━━━━━ Records provided ━━━━━
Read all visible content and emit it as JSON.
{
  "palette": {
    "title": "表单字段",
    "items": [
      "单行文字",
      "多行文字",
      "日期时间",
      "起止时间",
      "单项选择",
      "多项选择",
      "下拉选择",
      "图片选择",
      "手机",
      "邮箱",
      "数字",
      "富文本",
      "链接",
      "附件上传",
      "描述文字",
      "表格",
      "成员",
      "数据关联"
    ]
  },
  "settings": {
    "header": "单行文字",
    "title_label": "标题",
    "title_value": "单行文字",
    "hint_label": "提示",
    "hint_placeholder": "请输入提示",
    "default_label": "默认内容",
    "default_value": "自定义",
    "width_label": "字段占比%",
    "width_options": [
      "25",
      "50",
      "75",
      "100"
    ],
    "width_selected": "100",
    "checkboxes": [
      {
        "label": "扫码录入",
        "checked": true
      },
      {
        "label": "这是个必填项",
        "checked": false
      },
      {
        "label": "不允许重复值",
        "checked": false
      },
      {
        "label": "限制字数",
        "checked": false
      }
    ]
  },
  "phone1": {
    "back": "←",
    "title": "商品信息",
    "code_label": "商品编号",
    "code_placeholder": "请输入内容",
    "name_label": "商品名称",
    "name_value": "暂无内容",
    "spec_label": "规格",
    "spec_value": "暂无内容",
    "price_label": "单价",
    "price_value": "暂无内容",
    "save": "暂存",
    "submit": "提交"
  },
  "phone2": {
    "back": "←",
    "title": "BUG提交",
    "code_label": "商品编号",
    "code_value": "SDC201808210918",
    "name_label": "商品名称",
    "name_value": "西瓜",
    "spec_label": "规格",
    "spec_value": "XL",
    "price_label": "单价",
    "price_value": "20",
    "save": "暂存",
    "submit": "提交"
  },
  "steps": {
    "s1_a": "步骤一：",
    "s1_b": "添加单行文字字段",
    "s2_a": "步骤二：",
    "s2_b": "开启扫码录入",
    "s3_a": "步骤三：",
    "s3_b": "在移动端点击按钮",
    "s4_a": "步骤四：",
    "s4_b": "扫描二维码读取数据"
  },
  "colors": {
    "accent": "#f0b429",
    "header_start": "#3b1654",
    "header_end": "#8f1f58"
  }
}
━━━━━
• _Task to carry out_: Reproduce the data in full, exactly as presented.

• _Exercise output_:
Read all visible content and emit it as JSON.
{
  "palette": {
    "title": "表单字段",
    "items": [
      "单行文字",
      "多行文字",
      "日期时间",
      "起止时间",
      "单项选择",
      "多项选择",
      "下拉选择",
      "图片选择",
      "手机",
      "邮箱",
      "数字",
      "富文本",
      "链接",
      "附件上传",
      "描述文字",
      "表格",
      "成员",
      "数据关联"
    ]
  },
  "settings": {
    "header": "单行文字",
    "title_label": "标题",
    "title_value": "单行文字",
    "hint_label": "提示",
    "hint_placeholder": "请输入提示",
    "default_label": "默认内容",
    "default_value": "自定义",
    "width_label": "字段占比%",
    "width_options": [
      "25",
      "50",
      "75",
      "100"
    ],
    "width_selected": "100",
    "checkboxes": [
      {
        "label": "扫码录入",
        "checked": true
      },
      {
        "label": "这是个必填项",
        "checked": false
      },
      {
        "label": "不允许重复值",
        "checked": false
      },
      {
        "label": "限制字数",
        "checked": false
      }
    ]
  },
  "phone1": {
    "back": "←",
    "title": "商品信息",
    "code_label": "商品编号",
    "code_placeholder": "请输入内容",
    "name_label": "商品名称",
    "name_value": "暂无内容",
    "spec_label": "规格",
    "spec_value": "暂无内容",
    "price_label": "单价",
    "price_value": "暂无内容",
    "save": "暂存",
    "submit": "提交"
  },
  "phone2": {
    "back": "←",
    "title": "BUG提交",
    "code_label": "商品编号",
    "code_value": "SDC201808210918",
    "name_label": "商品名称",
    "name_value": "西瓜",
    "spec_label": "规格",
    "spec_value": "XL",
    "price_label": "单价",
    "price_value": "20",
    "save": "暂存",
    "submit": "提交"
  },
  "steps": {
    "s1_a": "步骤一：",
    "s1_b": "添加单行文字字段",
    "s2_a": "步骤二：",
    "s2_b": "开启扫码录入",
    "s3_a": "步骤三：",
    "s3_b": "在移动端点击按钮",
    "s4_a": "步骤四：",
    "s4_b": "扫描二维码读取数据"
  },
  "colors": {
    "accent": "#f0b429",
    "header_start": "#3b1654",
    "header_end": "#8f1f58"
  }
}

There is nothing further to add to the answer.